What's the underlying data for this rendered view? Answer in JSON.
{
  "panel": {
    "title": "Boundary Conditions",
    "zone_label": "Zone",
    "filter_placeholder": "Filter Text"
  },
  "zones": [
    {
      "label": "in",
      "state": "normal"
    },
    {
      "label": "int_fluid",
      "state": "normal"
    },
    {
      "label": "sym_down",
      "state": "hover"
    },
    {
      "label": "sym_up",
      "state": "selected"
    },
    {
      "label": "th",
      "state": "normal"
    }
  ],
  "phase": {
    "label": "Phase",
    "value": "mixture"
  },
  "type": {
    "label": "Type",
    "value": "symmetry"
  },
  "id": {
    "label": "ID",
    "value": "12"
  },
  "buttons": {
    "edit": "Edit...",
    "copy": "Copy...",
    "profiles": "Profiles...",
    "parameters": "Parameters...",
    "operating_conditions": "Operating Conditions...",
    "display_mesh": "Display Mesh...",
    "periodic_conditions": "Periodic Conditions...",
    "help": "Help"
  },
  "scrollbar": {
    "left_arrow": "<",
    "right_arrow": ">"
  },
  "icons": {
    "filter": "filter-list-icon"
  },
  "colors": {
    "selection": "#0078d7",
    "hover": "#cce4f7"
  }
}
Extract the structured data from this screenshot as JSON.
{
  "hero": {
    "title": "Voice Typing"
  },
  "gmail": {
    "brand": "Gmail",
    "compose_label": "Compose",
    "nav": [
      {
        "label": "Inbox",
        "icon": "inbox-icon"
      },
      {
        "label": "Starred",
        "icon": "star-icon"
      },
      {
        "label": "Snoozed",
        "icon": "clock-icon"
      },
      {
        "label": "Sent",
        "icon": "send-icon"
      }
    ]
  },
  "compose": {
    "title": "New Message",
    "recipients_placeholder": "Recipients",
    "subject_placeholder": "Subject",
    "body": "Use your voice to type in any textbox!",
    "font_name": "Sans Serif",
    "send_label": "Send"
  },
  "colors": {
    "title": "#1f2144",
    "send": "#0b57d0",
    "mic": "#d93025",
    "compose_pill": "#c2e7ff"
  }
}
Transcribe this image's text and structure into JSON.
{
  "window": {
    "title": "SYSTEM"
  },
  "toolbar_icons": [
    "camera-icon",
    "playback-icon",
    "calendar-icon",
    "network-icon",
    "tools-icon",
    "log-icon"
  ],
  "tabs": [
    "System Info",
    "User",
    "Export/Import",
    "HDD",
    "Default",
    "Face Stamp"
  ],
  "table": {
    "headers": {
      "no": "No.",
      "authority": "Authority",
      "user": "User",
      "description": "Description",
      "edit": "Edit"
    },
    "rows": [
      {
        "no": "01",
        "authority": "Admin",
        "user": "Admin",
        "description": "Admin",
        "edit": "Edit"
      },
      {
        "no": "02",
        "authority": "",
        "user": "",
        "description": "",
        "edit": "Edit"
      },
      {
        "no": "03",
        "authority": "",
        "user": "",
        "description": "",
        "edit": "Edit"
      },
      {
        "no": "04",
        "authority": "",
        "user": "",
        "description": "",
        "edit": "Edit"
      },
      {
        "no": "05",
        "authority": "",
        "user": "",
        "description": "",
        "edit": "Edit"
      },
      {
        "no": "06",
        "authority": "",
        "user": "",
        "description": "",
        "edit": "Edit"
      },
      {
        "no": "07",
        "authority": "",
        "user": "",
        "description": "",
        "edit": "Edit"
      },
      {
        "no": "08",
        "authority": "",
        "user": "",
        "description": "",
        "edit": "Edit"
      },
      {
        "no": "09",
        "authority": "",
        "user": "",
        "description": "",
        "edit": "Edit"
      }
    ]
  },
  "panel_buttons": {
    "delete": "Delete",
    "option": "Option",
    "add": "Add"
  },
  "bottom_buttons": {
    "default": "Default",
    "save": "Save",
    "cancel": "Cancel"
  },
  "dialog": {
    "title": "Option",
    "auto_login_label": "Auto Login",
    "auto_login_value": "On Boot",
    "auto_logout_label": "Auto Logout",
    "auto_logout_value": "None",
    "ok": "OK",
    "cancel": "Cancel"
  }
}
=====
◆ **AIM**
Return every line holding the word "Admin" from the records.

◆ **REPLY**
        "authority": "Admin",
        "user": "Admin",
        "description": "Admin",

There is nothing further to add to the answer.